#### [Data rows]
^^^^^^^^
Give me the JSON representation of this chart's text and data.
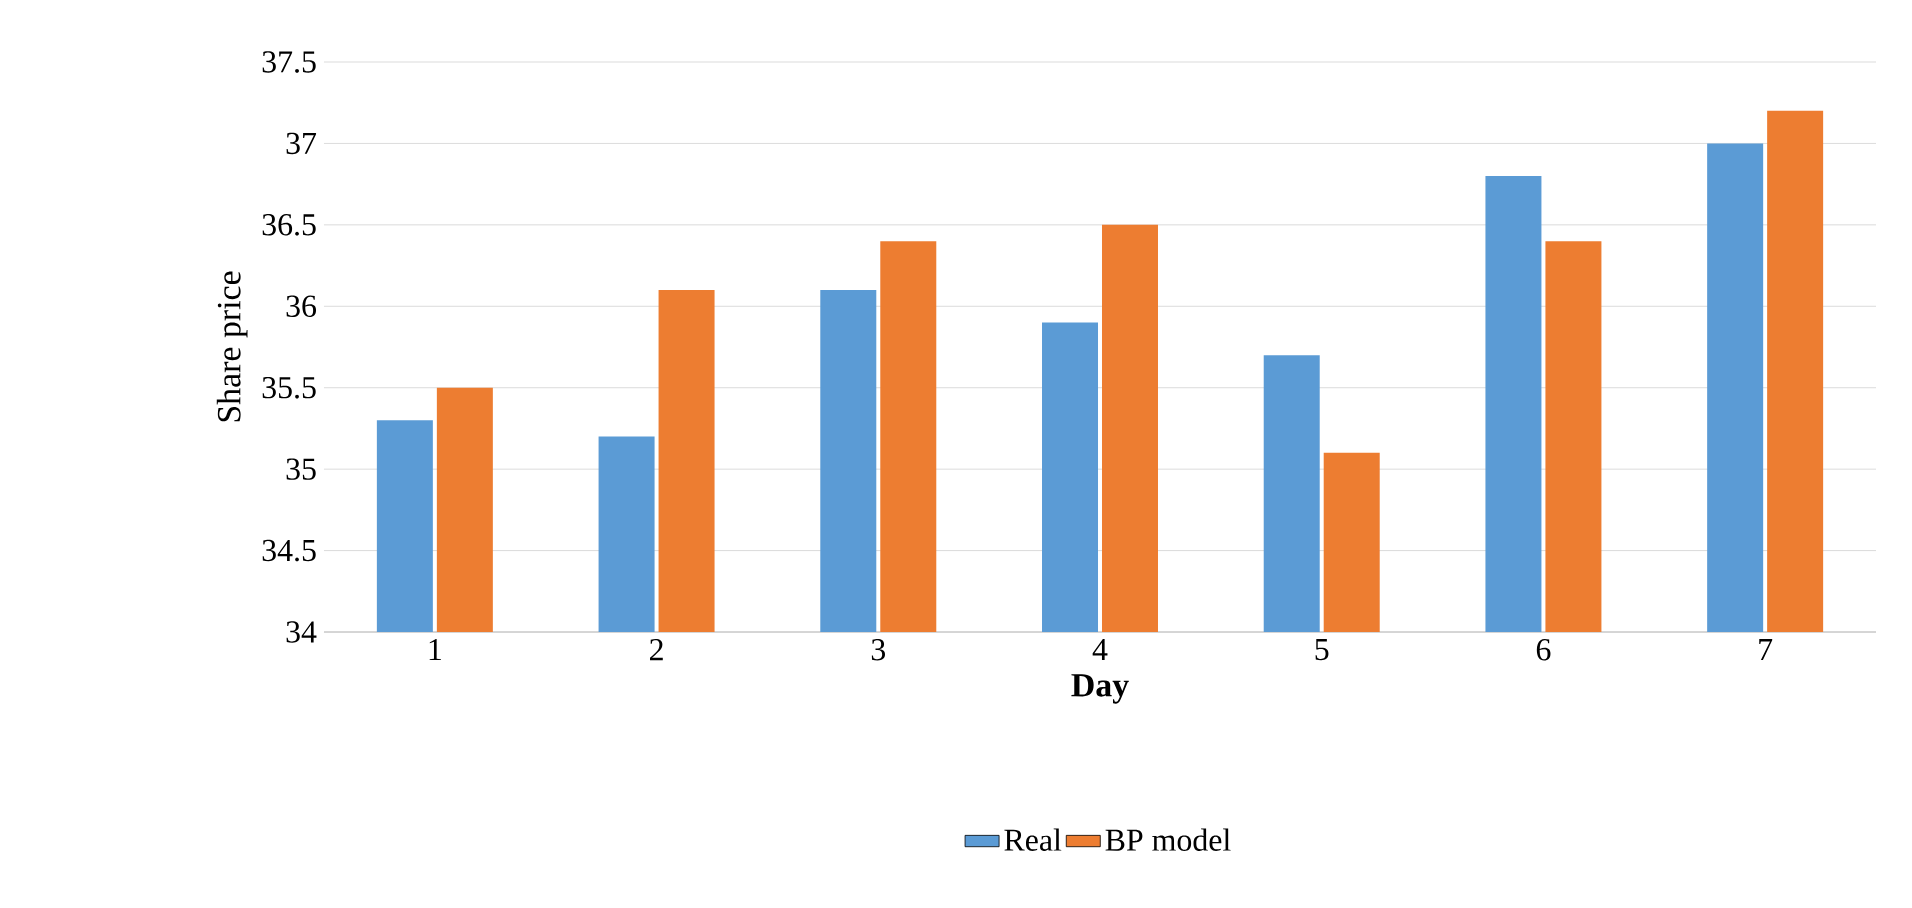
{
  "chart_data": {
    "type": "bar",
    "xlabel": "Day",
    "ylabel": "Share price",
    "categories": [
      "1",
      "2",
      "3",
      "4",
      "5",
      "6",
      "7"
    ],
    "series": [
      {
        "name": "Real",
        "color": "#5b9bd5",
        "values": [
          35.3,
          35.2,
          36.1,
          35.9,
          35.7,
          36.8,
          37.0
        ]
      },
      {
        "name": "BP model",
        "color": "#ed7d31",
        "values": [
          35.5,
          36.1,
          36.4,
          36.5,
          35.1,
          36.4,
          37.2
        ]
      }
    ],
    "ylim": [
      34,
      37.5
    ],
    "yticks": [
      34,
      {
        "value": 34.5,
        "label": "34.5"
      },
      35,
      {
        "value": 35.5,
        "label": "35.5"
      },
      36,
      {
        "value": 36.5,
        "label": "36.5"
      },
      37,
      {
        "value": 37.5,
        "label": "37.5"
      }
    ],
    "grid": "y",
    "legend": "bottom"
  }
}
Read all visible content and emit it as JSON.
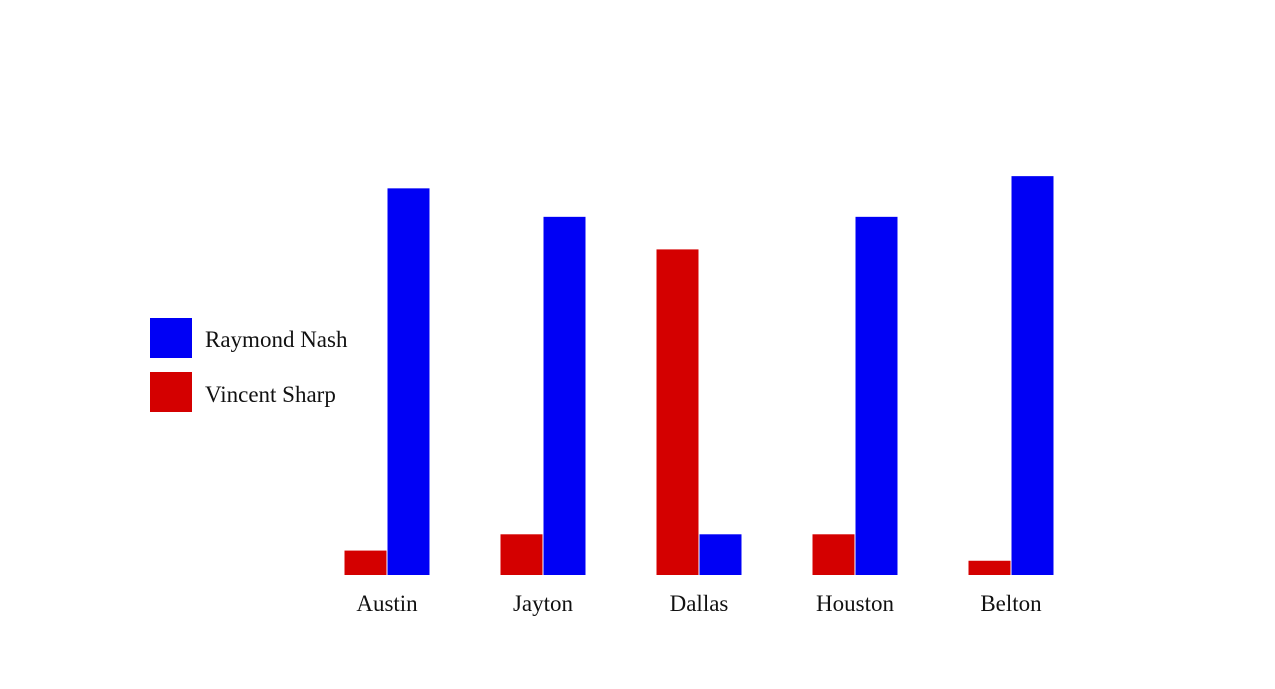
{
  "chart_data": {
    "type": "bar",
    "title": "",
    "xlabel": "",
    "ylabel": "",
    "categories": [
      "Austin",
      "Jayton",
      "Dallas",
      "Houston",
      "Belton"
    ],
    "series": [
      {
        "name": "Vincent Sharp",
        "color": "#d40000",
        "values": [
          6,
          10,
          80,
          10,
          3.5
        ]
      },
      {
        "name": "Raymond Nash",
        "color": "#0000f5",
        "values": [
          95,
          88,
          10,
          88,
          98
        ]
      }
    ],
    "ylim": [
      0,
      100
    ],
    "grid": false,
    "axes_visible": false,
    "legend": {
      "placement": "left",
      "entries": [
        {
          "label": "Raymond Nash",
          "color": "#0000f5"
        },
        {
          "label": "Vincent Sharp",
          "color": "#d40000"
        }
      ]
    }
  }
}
^^^^^^^^
#### [Set problem]
Transcribe the listing in full. Omit the pictures and keep every line exact.

#### [Exercise result]
Give me the JSON representation of this chart's text and data.
{
  "chart_data": {
    "type": "bar",
    "xlabel": "Day",
    "ylabel": "Share price",
    "categories": [
      "1",
      "2",
      "3",
      "4",
      "5",
      "6",
      "7"
    ],
    "series": [
      {
        "name": "Real",
        "color": "#5b9bd5",
        "values": [
          35.3,
          35.2,
          36.1,
          35.9,
          35.7,
          36.8,
          37.0
        ]
      },
      {
        "name": "BP model",
        "color": "#ed7d31",
        "values": [
          35.5,
          36.1,
          36.4,
          36.5,
          35.1,
          36.4,
          37.2
        ]
      }
    ],
    "ylim": [
      34,
      37.5
    ],
    "yticks": [
      34,
      {
        "value": 34.5,
        "label": "34.5"
      },
      35,
      {
        "value": 35.5,
        "label": "35.5"
      },
      36,
      {
        "value": 36.5,
        "label": "36.5"
      },
      37,
      {
        "value": 37.5,
        "label": "37.5"
      }
    ],
    "grid": "y",
    "legend": "bottom"
  }
}
Read all visible content and emit it as JSON.
{
  "chart_data": {
    "type": "bar",
    "title": "",
    "xlabel": "",
    "ylabel": "",
    "categories": [
      "Austin",
      "Jayton",
      "Dallas",
      "Houston",
      "Belton"
    ],
    "series": [
      {
        "name": "Vincent Sharp",
        "color": "#d40000",
        "values": [
          6,
          10,
          80,
          10,
          3.5
        ]
      },
      {
        "name": "Raymond Nash",
        "color": "#0000f5",
        "values": [
          95,
          88,
          10,
          88,
          98
        ]
      }
    ],
    "ylim": [
      0,
      100
    ],
    "grid": false,
    "axes_visible": false,
    "legend": {
      "placement": "left",
      "entries": [
        {
          "label": "Raymond Nash",
          "color": "#0000f5"
        },
        {
          "label": "Vincent Sharp",
          "color": "#d40000"
        }
      ]
    }
  }
}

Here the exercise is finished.